— Start EXERCISE DATA —
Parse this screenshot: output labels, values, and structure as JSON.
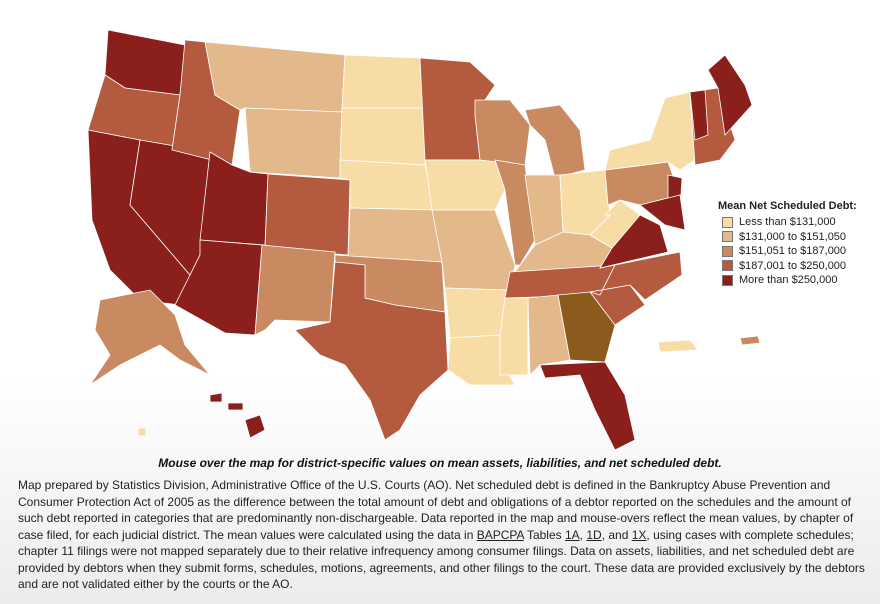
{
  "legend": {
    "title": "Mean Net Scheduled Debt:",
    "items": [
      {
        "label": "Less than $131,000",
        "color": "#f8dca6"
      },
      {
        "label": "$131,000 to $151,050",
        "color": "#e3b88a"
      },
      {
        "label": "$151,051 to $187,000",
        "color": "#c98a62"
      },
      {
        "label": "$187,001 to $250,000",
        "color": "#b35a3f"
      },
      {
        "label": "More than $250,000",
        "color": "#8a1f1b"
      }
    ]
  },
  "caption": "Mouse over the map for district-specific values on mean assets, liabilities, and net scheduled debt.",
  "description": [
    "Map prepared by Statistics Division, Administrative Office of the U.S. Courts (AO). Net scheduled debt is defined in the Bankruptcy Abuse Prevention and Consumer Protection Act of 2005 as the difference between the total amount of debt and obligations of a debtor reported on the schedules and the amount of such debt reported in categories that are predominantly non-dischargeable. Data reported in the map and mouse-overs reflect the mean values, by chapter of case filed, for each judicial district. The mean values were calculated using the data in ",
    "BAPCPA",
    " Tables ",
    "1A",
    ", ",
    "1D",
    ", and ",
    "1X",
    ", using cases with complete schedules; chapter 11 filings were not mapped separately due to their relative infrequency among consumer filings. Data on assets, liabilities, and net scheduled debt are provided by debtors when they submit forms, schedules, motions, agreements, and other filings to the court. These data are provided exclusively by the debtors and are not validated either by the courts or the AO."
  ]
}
— End EXERCISE DATA —
*YOUR TASK*
Quote the records in their entirety, keeping the wording exact and excluding pictures.

*RESULT FOR THIS TASK*
Parse this screenshot: output labels, values, and structure as JSON.
{
  "legend": {
    "title": "Mean Net Scheduled Debt:",
    "items": [
      {
        "label": "Less than $131,000",
        "color": "#f8dca6"
      },
      {
        "label": "$131,000 to $151,050",
        "color": "#e3b88a"
      },
      {
        "label": "$151,051 to $187,000",
        "color": "#c98a62"
      },
      {
        "label": "$187,001 to $250,000",
        "color": "#b35a3f"
      },
      {
        "label": "More than $250,000",
        "color": "#8a1f1b"
      }
    ]
  },
  "caption": "Mouse over the map for district-specific values on mean assets, liabilities, and net scheduled debt.",
  "description": [
    "Map prepared by Statistics Division, Administrative Office of the U.S. Courts (AO). Net scheduled debt is defined in the Bankruptcy Abuse Prevention and Consumer Protection Act of 2005 as the difference between the total amount of debt and obligations of a debtor reported on the schedules and the amount of such debt reported in categories that are predominantly non-dischargeable. Data reported in the map and mouse-overs reflect the mean values, by chapter of case filed, for each judicial district. The mean values were calculated using the data in ",
    "BAPCPA",
    " Tables ",
    "1A",
    ", ",
    "1D",
    ", and ",
    "1X",
    ", using cases with complete schedules; chapter 11 filings were not mapped separately due to their relative infrequency among consumer filings. Data on assets, liabilities, and net scheduled debt are provided by debtors when they submit forms, schedules, motions, agreements, and other filings to the court. These data are provided exclusively by the debtors and are not validated either by the courts or the AO."
  ]
}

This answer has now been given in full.